* [Data records]
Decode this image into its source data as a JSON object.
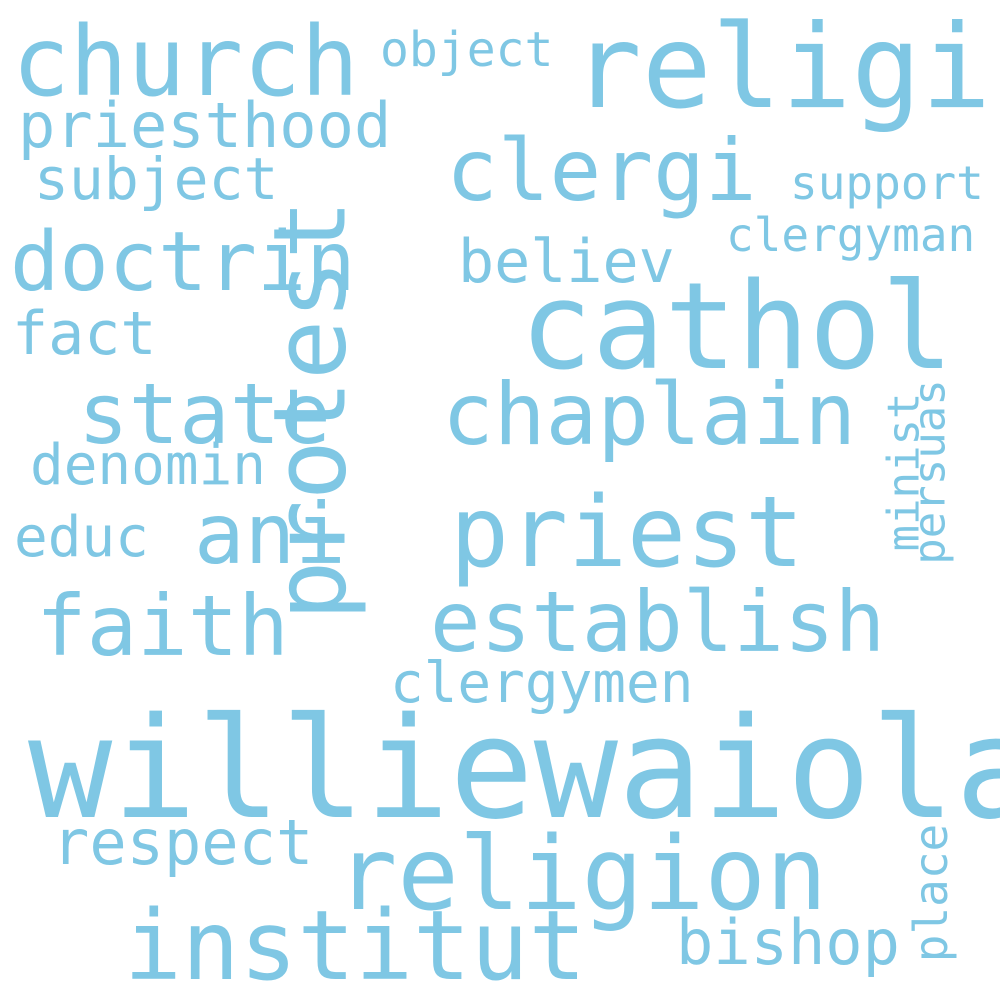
{
  "color": "#7fc7e4",
  "words": {
    "williewaiola": "williewaiola",
    "cathol": "cathol",
    "protest": "protest",
    "religi": "religi",
    "church": "church",
    "religion": "religion",
    "institut": "institut",
    "priest": "priest",
    "chaplain": "chaplain",
    "establish": "establish",
    "clergi": "clergi",
    "state": "state",
    "faith": "faith",
    "doctrin": "doctrin",
    "ani": "ani",
    "priesthood": "priesthood",
    "subject": "subject",
    "object": "object",
    "believ": "believ",
    "support": "support",
    "clergyman": "clergyman",
    "fact": "fact",
    "denomin": "denomin",
    "educ": "educ",
    "minist": "minist",
    "persuas": "persuas",
    "clergymen": "clergymen",
    "respect": "respect",
    "bishop": "bishop",
    "place": "place"
  }
}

* [Exercise brief] Copy every line of the data exactly as written, excluding the pictures.

* [Exercise result]
Decode this image into its source data as a JSON object.
{
  "color": "#7fc7e4",
  "words": {
    "williewaiola": "williewaiola",
    "cathol": "cathol",
    "protest": "protest",
    "religi": "religi",
    "church": "church",
    "religion": "religion",
    "institut": "institut",
    "priest": "priest",
    "chaplain": "chaplain",
    "establish": "establish",
    "clergi": "clergi",
    "state": "state",
    "faith": "faith",
    "doctrin": "doctrin",
    "ani": "ani",
    "priesthood": "priesthood",
    "subject": "subject",
    "object": "object",
    "believ": "believ",
    "support": "support",
    "clergyman": "clergyman",
    "fact": "fact",
    "denomin": "denomin",
    "educ": "educ",
    "minist": "minist",
    "persuas": "persuas",
    "clergymen": "clergymen",
    "respect": "respect",
    "bishop": "bishop",
    "place": "place"
  }
}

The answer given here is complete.